▶ **Instruction a**
Quote every passage that the review places in quotation marks.

== == ==

One of the things about reading this in ebook format is that I'm not sure how much of the typesetting is intentional. There is, for example, the technique wherein an author gives a single sentence its own paragraph, even if (or especially because) it's very short, in order to give it more weight and time within the reader's mind. Like pretty much all writing techniques, this can be used well, and it can be gruesomely overused. In my old hometown, there was a weekly glurge columnist who, without fail, made every single sentence its own paragraph. I'm sure a lot of that had to do with stretching a 500-word column into an 800-word space, but it also served to make it seem like every single detail of the week's anecdote carried the weight of a lifetime's wisdom, heavy on the branch as a late-summer raspberry.
Dresden does a lot of this.
But I can't tell if it's Butcher's authorial choice to do so or if it's just a quirk of the page-to-data translocation, so I can't in good faith snark at him for it. I can at least point out that I don't think there's any way all of the half-hearted attempts to add gravitas to a sentence are the whimsy of automatic formatting software, so he's probably guilty; we just don't know how much.
Storm Front
Chapter Three: When Being Super Gay Is Not Enough*
Dresden describes his first glance at crime-monarch Johnny Marcone with a level of detail usually reserved for YA love interests. Salt-and-pepper hair, laugh lines, "his eyes were the green of well-worn dollar bills", "good-looking, tanned, athletic, and enthusiastic", all of which he prefaces by saying Marcone "didn't look like the sort of man who would have my legs broken or my jaw wired shut", just in case any of us thought there was the slightest chance Dresden wasn't a straight cis white man.

== == ==

▶ **Instruction b**
Rewrite the part of the entries that opens with their first line and closes with the line containing "- mesh-line: [97, 213, 477, 219]". Replace every "y-tick-label" with "vertical-tick-label", keep everything else unchanged, and return only those lines.

== == ==

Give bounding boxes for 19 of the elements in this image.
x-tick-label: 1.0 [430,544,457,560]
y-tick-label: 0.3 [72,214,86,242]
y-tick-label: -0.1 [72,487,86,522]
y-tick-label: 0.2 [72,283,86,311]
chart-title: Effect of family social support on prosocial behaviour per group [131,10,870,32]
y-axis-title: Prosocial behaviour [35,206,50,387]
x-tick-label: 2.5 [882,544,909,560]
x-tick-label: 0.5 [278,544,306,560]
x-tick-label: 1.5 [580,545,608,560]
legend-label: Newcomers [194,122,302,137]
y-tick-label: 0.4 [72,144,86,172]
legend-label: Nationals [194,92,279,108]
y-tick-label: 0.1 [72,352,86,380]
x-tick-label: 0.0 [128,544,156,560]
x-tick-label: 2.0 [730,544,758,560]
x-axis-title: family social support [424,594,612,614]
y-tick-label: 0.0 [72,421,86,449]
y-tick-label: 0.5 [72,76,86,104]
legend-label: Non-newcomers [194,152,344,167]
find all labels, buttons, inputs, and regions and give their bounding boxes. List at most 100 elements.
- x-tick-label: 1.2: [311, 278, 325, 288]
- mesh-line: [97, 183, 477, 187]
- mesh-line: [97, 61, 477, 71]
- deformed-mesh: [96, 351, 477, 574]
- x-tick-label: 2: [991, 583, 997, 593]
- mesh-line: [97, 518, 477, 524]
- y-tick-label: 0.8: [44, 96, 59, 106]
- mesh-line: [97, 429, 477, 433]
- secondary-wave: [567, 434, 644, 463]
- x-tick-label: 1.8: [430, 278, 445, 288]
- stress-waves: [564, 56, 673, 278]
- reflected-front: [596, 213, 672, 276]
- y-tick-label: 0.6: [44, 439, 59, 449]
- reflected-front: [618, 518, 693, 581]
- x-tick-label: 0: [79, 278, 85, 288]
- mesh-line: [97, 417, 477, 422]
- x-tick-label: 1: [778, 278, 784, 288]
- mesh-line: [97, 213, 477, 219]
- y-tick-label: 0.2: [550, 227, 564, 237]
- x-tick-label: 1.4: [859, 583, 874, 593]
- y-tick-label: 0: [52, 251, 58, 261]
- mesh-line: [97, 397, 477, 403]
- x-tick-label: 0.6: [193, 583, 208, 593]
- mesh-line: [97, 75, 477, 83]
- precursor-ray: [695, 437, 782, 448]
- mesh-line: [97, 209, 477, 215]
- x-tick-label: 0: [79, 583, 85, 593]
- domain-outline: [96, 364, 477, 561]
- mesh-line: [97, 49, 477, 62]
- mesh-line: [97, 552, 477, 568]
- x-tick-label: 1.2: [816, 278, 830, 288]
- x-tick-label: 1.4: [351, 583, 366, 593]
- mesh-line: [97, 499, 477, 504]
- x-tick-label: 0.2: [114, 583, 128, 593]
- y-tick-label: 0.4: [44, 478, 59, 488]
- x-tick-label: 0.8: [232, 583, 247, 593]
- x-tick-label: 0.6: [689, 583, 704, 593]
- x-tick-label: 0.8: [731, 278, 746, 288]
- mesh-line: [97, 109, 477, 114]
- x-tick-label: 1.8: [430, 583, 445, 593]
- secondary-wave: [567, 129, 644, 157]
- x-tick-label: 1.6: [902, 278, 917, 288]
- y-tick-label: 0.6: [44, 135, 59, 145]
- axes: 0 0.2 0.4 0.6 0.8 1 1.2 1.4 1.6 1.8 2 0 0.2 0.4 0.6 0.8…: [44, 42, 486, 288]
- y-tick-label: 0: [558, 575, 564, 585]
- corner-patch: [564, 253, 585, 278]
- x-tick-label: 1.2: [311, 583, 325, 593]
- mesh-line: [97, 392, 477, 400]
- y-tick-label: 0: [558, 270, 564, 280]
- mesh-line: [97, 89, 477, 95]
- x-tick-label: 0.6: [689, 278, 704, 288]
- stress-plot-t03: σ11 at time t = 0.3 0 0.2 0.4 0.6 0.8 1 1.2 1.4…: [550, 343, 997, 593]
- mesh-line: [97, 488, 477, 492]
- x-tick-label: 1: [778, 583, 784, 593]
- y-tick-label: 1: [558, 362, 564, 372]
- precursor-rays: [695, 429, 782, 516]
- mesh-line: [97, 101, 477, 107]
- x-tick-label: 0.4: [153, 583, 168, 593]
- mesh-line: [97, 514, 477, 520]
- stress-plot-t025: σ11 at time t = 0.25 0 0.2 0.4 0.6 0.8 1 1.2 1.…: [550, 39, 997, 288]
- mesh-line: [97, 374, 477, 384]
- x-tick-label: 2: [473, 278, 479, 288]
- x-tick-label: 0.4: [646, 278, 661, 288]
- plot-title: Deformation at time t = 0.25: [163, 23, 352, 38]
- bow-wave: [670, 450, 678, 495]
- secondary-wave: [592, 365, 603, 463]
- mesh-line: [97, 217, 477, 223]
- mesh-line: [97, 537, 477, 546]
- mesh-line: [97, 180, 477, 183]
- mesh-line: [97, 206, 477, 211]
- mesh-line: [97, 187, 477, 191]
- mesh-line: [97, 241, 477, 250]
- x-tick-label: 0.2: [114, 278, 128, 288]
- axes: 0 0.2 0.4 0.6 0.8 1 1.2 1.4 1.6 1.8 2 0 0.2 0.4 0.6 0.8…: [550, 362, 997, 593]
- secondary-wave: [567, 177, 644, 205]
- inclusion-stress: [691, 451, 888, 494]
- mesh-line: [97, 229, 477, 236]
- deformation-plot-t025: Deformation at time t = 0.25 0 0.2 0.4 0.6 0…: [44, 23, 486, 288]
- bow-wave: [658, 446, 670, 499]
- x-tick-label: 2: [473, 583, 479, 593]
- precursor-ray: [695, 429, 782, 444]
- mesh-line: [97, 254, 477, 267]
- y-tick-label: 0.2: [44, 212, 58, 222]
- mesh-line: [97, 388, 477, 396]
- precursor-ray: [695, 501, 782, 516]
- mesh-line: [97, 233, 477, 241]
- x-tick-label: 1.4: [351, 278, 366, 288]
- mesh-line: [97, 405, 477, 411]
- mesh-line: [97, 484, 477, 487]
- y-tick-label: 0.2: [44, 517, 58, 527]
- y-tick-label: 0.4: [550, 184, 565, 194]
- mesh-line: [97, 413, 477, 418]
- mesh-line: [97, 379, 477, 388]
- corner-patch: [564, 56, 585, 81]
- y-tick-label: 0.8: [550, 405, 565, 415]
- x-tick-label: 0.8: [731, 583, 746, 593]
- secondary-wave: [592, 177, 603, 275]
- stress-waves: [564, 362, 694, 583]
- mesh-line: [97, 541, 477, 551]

== == ==

▶ **Worked answer a**
- "his eyes were the green of well-worn dollar bills"
- "good-looking, tanned, athletic, and enthusiastic"
- "didn't look like the sort of man who would have my legs broken or my jaw wired shut"

▶ **Worked answer b**
Give bounding boxes for 19 of the elements in this image.
x-tick-label: 1.0 [430,544,457,560]
vertical-tick-label: 0.3 [72,214,86,242]
vertical-tick-label: -0.1 [72,487,86,522]
vertical-tick-label: 0.2 [72,283,86,311]
chart-title: Effect of family social support on prosocial behaviour per group [131,10,870,32]
y-axis-title: Prosocial behaviour [35,206,50,387]
x-tick-label: 2.5 [882,544,909,560]
x-tick-label: 0.5 [278,544,306,560]
x-tick-label: 1.5 [580,545,608,560]
legend-label: Newcomers [194,122,302,137]
vertical-tick-label: 0.4 [72,144,86,172]
legend-label: Nationals [194,92,279,108]
vertical-tick-label: 0.1 [72,352,86,380]
x-tick-label: 0.0 [128,544,156,560]
x-tick-label: 2.0 [730,544,758,560]
x-axis-title: family social support [424,594,612,614]
vertical-tick-label: 0.0 [72,421,86,449]
vertical-tick-label: 0.5 [72,76,86,104]
legend-label: Non-newcomers [194,152,344,167]
find all labels, buttons, inputs, and regions and give their bounding boxes. List at most 100 elements.
- x-tick-label: 1.2: [311, 278, 325, 288]
- mesh-line: [97, 183, 477, 187]
- mesh-line: [97, 61, 477, 71]
- deformed-mesh: [96, 351, 477, 574]
- x-tick-label: 2: [991, 583, 997, 593]
- mesh-line: [97, 518, 477, 524]
- vertical-tick-label: 0.8: [44, 96, 59, 106]
- mesh-line: [97, 429, 477, 433]
- secondary-wave: [567, 434, 644, 463]
- x-tick-label: 1.8: [430, 278, 445, 288]
- stress-waves: [564, 56, 673, 278]
- reflected-front: [596, 213, 672, 276]
- vertical-tick-label: 0.6: [44, 439, 59, 449]
- reflected-front: [618, 518, 693, 581]
- x-tick-label: 0: [79, 278, 85, 288]
- mesh-line: [97, 417, 477, 422]
- x-tick-label: 1: [778, 278, 784, 288]
- mesh-line: [97, 213, 477, 219]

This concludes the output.